OBJECTIVE:
Please convert every line of the items below into a Markdown table with two columns, "Row" for the row number and "Content" for the line itself, leaving out any blank lines.

* begin PROVIDED DATA *

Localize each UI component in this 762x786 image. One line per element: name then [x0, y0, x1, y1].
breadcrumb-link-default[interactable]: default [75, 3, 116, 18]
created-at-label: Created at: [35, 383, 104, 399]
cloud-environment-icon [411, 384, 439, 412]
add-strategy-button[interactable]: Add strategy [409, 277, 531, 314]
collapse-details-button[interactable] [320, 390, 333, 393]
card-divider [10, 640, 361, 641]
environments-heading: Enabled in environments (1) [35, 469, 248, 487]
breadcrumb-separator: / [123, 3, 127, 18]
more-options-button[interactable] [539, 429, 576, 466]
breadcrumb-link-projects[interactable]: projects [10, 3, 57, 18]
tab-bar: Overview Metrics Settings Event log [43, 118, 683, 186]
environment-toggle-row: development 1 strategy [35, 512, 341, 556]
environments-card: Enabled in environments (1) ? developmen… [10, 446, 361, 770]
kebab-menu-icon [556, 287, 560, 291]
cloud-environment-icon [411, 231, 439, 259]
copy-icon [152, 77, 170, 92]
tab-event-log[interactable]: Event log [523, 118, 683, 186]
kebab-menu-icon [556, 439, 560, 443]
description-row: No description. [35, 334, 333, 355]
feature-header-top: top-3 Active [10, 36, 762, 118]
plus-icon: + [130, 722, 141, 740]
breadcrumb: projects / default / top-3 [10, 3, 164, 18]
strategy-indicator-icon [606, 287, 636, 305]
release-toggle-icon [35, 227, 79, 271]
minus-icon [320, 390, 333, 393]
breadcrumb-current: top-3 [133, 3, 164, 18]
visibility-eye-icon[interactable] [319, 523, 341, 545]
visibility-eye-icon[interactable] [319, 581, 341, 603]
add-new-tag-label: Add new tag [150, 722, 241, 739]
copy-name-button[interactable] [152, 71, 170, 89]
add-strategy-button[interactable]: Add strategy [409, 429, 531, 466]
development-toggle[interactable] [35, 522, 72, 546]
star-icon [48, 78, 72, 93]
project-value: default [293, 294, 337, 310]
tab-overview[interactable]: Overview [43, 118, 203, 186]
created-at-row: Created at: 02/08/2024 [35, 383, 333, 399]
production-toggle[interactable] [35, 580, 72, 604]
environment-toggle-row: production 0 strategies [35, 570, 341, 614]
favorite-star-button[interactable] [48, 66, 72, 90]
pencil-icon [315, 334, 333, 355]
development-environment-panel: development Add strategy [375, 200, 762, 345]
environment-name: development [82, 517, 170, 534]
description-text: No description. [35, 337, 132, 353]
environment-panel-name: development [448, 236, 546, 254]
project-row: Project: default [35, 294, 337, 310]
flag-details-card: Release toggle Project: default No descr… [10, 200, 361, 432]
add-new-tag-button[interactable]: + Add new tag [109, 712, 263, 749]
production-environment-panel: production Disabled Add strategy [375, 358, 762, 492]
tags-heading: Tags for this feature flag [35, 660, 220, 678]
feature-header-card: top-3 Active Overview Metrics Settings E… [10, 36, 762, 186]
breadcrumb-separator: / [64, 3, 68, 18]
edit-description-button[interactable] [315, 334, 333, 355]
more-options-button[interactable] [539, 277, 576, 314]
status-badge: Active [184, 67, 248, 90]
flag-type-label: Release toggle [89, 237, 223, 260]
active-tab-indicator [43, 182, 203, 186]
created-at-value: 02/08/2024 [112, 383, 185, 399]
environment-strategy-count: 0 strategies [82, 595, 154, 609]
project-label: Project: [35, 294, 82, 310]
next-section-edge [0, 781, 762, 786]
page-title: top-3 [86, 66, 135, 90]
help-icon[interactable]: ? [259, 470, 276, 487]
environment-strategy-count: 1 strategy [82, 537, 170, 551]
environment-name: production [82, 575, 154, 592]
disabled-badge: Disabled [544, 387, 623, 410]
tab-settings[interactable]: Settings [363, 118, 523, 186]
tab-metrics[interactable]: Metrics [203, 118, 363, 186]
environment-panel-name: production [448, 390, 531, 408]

* end PROVIDED DATA *

WRITTEN ANSWER:
| Row | Content |
|---|---|
| 1 | Localize each UI component in this 762x786 image. One line per element: name then [x0, y0, x1, y1]. |
| 2 | breadcrumb-link-default[interactable]: default [75, 3, 116, 18] |
| 3 | created-at-label: Created at: [35, 383, 104, 399] |
| 4 | cloud-environment-icon [411, 384, 439, 412] |
| 5 | add-strategy-button[interactable]: Add strategy [409, 277, 531, 314] |
| 6 | collapse-details-button[interactable] [320, 390, 333, 393] |
| 7 | card-divider [10, 640, 361, 641] |
| 8 | environments-heading: Enabled in environments (1) [35, 469, 248, 487] |
| 9 | breadcrumb-separator: / [123, 3, 127, 18] |
| 10 | more-options-button[interactable] [539, 429, 576, 466] |
| 11 | breadcrumb-link-projects[interactable]: projects [10, 3, 57, 18] |
| 12 | tab-bar: Overview Metrics Settings Event log [43, 118, 683, 186] |
| 13 | environment-toggle-row: development 1 strategy [35, 512, 341, 556] |
| 14 | environments-card: Enabled in environments (1) ? developmen… [10, 446, 361, 770] |
| 15 | kebab-menu-icon [556, 287, 560, 291] |
| 16 | cloud-environment-icon [411, 231, 439, 259] |
| 17 | copy-icon [152, 77, 170, 92] |
| 18 | tab-event-log[interactable]: Event log [523, 118, 683, 186] |
| 19 | kebab-menu-icon [556, 439, 560, 443] |
| 20 | description-row: No description. [35, 334, 333, 355] |
| 21 | feature-header-top: top-3 Active [10, 36, 762, 118] |
| 22 | plus-icon: + [130, 722, 141, 740] |
| 23 | breadcrumb: projects / default / top-3 [10, 3, 164, 18] |
| 24 | strategy-indicator-icon [606, 287, 636, 305] |
| 25 | release-toggle-icon [35, 227, 79, 271] |
| 26 | minus-icon [320, 390, 333, 393] |
| 27 | breadcrumb-current: top-3 [133, 3, 164, 18] |
| 28 | visibility-eye-icon[interactable] [319, 523, 341, 545] |
| 29 | visibility-eye-icon[interactable] [319, 581, 341, 603] |
| 30 | add-new-tag-label: Add new tag [150, 722, 241, 739] |
| 31 | copy-name-button[interactable] [152, 71, 170, 89] |
| 32 | add-strategy-button[interactable]: Add strategy [409, 429, 531, 466] |
| 33 | development-toggle[interactable] [35, 522, 72, 546] |
| 34 | star-icon [48, 78, 72, 93] |
| 35 | project-value: default [293, 294, 337, 310] |
| 36 | tab-overview[interactable]: Overview [43, 118, 203, 186] |
| 37 | created-at-row: Created at: 02/08/2024 [35, 383, 333, 399] |
| 38 | production-toggle[interactable] [35, 580, 72, 604] |
| 39 | environment-toggle-row: production 0 strategies [35, 570, 341, 614] |
| 40 | favorite-star-button[interactable] [48, 66, 72, 90] |
| 41 | pencil-icon [315, 334, 333, 355] |
| 42 | development-environment-panel: development Add strategy [375, 200, 762, 345] |
| 43 | environment-name: development [82, 517, 170, 534] |
| 44 | description-text: No description. [35, 337, 132, 353] |
| 45 | environment-panel-name: development [448, 236, 546, 254] |
| 46 | project-row: Project: default [35, 294, 337, 310] |
| 47 | flag-details-card: Release toggle Project: default No descr… [10, 200, 361, 432] |
| 48 | add-new-tag-button[interactable]: + Add new tag [109, 712, 263, 749] |
| 49 | production-environment-panel: production Disabled Add strategy [375, 358, 762, 492] |
| 50 | tags-heading: Tags for this feature flag [35, 660, 220, 678] |
| 51 | feature-header-card: top-3 Active Overview Metrics Settings E… [10, 36, 762, 186] |
| 52 | breadcrumb-separator: / [64, 3, 68, 18] |
| 53 | edit-description-button[interactable] [315, 334, 333, 355] |
| 54 | more-options-button[interactable] [539, 277, 576, 314] |
| 55 | status-badge: Active [184, 67, 248, 90] |
| 56 | flag-type-label: Release toggle [89, 237, 223, 260] |
| 57 | active-tab-indicator [43, 182, 203, 186] |
| 58 | created-at-value: 02/08/2024 [112, 383, 185, 399] |
| 59 | environment-strategy-count: 0 strategies [82, 595, 154, 609] |
| 60 | project-label: Project: [35, 294, 82, 310] |
| 61 | next-section-edge [0, 781, 762, 786] |
| 62 | page-title: top-3 [86, 66, 135, 90] |
| 63 | help-icon[interactable]: ? [259, 470, 276, 487] |
| 64 | environment-strategy-count: 1 strategy [82, 537, 170, 551] |
| 65 | environment-name: production [82, 575, 154, 592] |
| 66 | disabled-badge: Disabled [544, 387, 623, 410] |
| 67 | tab-settings[interactable]: Settings [363, 118, 523, 186] |
| 68 | tab-metrics[interactable]: Metrics [203, 118, 363, 186] |
| 69 | environment-panel-name: production [448, 390, 531, 408] |